TASK TO COMPLETE
Here are some records; return them all exactly.

DATA EXTRACT
— start —

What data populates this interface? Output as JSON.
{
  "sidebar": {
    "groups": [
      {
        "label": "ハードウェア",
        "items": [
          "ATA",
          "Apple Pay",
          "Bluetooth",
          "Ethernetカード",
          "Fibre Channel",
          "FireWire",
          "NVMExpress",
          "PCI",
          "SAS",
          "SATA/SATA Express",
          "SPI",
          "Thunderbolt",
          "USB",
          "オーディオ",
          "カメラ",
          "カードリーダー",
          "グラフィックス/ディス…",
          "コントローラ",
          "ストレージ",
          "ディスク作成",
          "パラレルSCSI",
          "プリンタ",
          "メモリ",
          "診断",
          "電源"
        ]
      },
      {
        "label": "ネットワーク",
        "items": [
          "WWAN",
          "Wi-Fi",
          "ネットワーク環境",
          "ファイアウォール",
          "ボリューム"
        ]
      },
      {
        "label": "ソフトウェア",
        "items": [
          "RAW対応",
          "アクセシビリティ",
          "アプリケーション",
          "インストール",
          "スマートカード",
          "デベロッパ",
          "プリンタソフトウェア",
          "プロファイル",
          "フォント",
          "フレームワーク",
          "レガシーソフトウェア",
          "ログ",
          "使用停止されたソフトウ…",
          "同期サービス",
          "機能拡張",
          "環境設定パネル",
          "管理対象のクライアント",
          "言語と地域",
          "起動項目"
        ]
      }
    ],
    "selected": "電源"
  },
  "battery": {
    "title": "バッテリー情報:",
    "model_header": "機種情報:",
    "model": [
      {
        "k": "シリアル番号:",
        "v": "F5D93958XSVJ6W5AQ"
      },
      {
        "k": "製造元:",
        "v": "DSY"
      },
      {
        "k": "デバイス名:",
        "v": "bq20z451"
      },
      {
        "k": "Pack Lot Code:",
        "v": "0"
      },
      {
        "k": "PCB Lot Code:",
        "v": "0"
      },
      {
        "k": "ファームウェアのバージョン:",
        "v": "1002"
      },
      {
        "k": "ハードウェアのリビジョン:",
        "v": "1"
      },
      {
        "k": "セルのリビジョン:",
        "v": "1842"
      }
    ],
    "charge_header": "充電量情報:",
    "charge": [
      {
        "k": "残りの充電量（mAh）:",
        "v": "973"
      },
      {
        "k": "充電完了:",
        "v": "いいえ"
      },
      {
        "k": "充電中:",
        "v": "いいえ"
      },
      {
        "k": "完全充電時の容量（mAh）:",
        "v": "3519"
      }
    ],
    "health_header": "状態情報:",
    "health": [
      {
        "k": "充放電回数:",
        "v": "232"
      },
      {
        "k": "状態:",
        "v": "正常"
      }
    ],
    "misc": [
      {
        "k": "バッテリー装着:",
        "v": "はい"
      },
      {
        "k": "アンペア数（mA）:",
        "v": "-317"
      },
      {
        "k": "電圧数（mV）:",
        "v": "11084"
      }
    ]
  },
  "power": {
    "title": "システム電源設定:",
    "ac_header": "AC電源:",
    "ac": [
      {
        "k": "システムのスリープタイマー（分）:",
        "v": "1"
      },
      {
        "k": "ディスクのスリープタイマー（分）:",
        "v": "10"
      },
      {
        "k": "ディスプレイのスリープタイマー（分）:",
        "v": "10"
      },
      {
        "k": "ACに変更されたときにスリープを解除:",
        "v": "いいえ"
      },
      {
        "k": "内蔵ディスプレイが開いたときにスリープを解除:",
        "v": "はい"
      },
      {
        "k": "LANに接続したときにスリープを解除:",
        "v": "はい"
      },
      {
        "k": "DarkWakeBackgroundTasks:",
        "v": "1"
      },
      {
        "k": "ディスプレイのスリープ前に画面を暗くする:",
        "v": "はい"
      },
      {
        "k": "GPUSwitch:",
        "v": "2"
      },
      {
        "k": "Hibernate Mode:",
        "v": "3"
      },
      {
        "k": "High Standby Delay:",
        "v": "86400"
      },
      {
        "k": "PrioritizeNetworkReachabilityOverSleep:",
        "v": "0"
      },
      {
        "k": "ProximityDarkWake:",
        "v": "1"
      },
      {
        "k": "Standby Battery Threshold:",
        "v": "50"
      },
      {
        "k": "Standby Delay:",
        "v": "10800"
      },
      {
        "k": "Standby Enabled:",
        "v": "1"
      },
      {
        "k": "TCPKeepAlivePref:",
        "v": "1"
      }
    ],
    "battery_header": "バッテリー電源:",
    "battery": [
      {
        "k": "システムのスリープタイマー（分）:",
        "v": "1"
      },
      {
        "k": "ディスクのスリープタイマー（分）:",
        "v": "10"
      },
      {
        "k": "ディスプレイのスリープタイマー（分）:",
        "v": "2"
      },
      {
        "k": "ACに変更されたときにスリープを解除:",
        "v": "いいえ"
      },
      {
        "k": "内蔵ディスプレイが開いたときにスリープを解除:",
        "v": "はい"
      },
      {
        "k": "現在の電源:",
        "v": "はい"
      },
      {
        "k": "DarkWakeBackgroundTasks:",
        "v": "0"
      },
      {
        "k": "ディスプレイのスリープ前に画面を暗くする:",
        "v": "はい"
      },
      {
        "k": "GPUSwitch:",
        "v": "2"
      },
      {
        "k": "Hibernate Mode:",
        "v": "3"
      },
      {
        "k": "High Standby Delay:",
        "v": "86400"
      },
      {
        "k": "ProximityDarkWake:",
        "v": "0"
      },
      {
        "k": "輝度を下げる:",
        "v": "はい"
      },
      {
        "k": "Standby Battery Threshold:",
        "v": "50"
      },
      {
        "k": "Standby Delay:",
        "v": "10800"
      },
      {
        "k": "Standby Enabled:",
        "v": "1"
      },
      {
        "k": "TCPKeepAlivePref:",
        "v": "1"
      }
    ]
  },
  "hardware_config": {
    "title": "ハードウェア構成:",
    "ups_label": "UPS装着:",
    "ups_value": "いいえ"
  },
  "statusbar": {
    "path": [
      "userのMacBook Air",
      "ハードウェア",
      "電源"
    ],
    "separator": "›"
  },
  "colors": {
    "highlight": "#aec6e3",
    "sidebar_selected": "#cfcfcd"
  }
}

— end —

FULL RESPONSE
What data populates this interface? Output as JSON.
{
  "sidebar": {
    "groups": [
      {
        "label": "ハードウェア",
        "items": [
          "ATA",
          "Apple Pay",
          "Bluetooth",
          "Ethernetカード",
          "Fibre Channel",
          "FireWire",
          "NVMExpress",
          "PCI",
          "SAS",
          "SATA/SATA Express",
          "SPI",
          "Thunderbolt",
          "USB",
          "オーディオ",
          "カメラ",
          "カードリーダー",
          "グラフィックス/ディス…",
          "コントローラ",
          "ストレージ",
          "ディスク作成",
          "パラレルSCSI",
          "プリンタ",
          "メモリ",
          "診断",
          "電源"
        ]
      },
      {
        "label": "ネットワーク",
        "items": [
          "WWAN",
          "Wi-Fi",
          "ネットワーク環境",
          "ファイアウォール",
          "ボリューム"
        ]
      },
      {
        "label": "ソフトウェア",
        "items": [
          "RAW対応",
          "アクセシビリティ",
          "アプリケーション",
          "インストール",
          "スマートカード",
          "デベロッパ",
          "プリンタソフトウェア",
          "プロファイル",
          "フォント",
          "フレームワーク",
          "レガシーソフトウェア",
          "ログ",
          "使用停止されたソフトウ…",
          "同期サービス",
          "機能拡張",
          "環境設定パネル",
          "管理対象のクライアント",
          "言語と地域",
          "起動項目"
        ]
      }
    ],
    "selected": "電源"
  },
  "battery": {
    "title": "バッテリー情報:",
    "model_header": "機種情報:",
    "model": [
      {
        "k": "シリアル番号:",
        "v": "F5D93958XSVJ6W5AQ"
      },
      {
        "k": "製造元:",
        "v": "DSY"
      },
      {
        "k": "デバイス名:",
        "v": "bq20z451"
      },
      {
        "k": "Pack Lot Code:",
        "v": "0"
      },
      {
        "k": "PCB Lot Code:",
        "v": "0"
      },
      {
        "k": "ファームウェアのバージョン:",
        "v": "1002"
      },
      {
        "k": "ハードウェアのリビジョン:",
        "v": "1"
      },
      {
        "k": "セルのリビジョン:",
        "v": "1842"
      }
    ],
    "charge_header": "充電量情報:",
    "charge": [
      {
        "k": "残りの充電量（mAh）:",
        "v": "973"
      },
      {
        "k": "充電完了:",
        "v": "いいえ"
      },
      {
        "k": "充電中:",
        "v": "いいえ"
      },
      {
        "k": "完全充電時の容量（mAh）:",
        "v": "3519"
      }
    ],
    "health_header": "状態情報:",
    "health": [
      {
        "k": "充放電回数:",
        "v": "232"
      },
      {
        "k": "状態:",
        "v": "正常"
      }
    ],
    "misc": [
      {
        "k": "バッテリー装着:",
        "v": "はい"
      },
      {
        "k": "アンペア数（mA）:",
        "v": "-317"
      },
      {
        "k": "電圧数（mV）:",
        "v": "11084"
      }
    ]
  },
  "power": {
    "title": "システム電源設定:",
    "ac_header": "AC電源:",
    "ac": [
      {
        "k": "システムのスリープタイマー（分）:",
        "v": "1"
      },
      {
        "k": "ディスクのスリープタイマー（分）:",
        "v": "10"
      },
      {
        "k": "ディスプレイのスリープタイマー（分）:",
        "v": "10"
      },
      {
        "k": "ACに変更されたときにスリープを解除:",
        "v": "いいえ"
      },
      {
        "k": "内蔵ディスプレイが開いたときにスリープを解除:",
        "v": "はい"
      },
      {
        "k": "LANに接続したときにスリープを解除:",
        "v": "はい"
      },
      {
        "k": "DarkWakeBackgroundTasks:",
        "v": "1"
      },
      {
        "k": "ディスプレイのスリープ前に画面を暗くする:",
        "v": "はい"
      },
      {
        "k": "GPUSwitch:",
        "v": "2"
      },
      {
        "k": "Hibernate Mode:",
        "v": "3"
      },
      {
        "k": "High Standby Delay:",
        "v": "86400"
      },
      {
        "k": "PrioritizeNetworkReachabilityOverSleep:",
        "v": "0"
      },
      {
        "k": "ProximityDarkWake:",
        "v": "1"
      },
      {
        "k": "Standby Battery Threshold:",
        "v": "50"
      },
      {
        "k": "Standby Delay:",
        "v": "10800"
      },
      {
        "k": "Standby Enabled:",
        "v": "1"
      },
      {
        "k": "TCPKeepAlivePref:",
        "v": "1"
      }
    ],
    "battery_header": "バッテリー電源:",
    "battery": [
      {
        "k": "システムのスリープタイマー（分）:",
        "v": "1"
      },
      {
        "k": "ディスクのスリープタイマー（分）:",
        "v": "10"
      },
      {
        "k": "ディスプレイのスリープタイマー（分）:",
        "v": "2"
      },
      {
        "k": "ACに変更されたときにスリープを解除:",
        "v": "いいえ"
      },
      {
        "k": "内蔵ディスプレイが開いたときにスリープを解除:",
        "v": "はい"
      },
      {
        "k": "現在の電源:",
        "v": "はい"
      },
      {
        "k": "DarkWakeBackgroundTasks:",
        "v": "0"
      },
      {
        "k": "ディスプレイのスリープ前に画面を暗くする:",
        "v": "はい"
      },
      {
        "k": "GPUSwitch:",
        "v": "2"
      },
      {
        "k": "Hibernate Mode:",
        "v": "3"
      },
      {
        "k": "High Standby Delay:",
        "v": "86400"
      },
      {
        "k": "ProximityDarkWake:",
        "v": "0"
      },
      {
        "k": "輝度を下げる:",
        "v": "はい"
      },
      {
        "k": "Standby Battery Threshold:",
        "v": "50"
      },
      {
        "k": "Standby Delay:",
        "v": "10800"
      },
      {
        "k": "Standby Enabled:",
        "v": "1"
      },
      {
        "k": "TCPKeepAlivePref:",
        "v": "1"
      }
    ]
  },
  "hardware_config": {
    "title": "ハードウェア構成:",
    "ups_label": "UPS装着:",
    "ups_value": "いいえ"
  },
  "statusbar": {
    "path": [
      "userのMacBook Air",
      "ハードウェア",
      "電源"
    ],
    "separator": "›"
  },
  "colors": {
    "highlight": "#aec6e3",
    "sidebar_selected": "#cfcfcd"
  }
}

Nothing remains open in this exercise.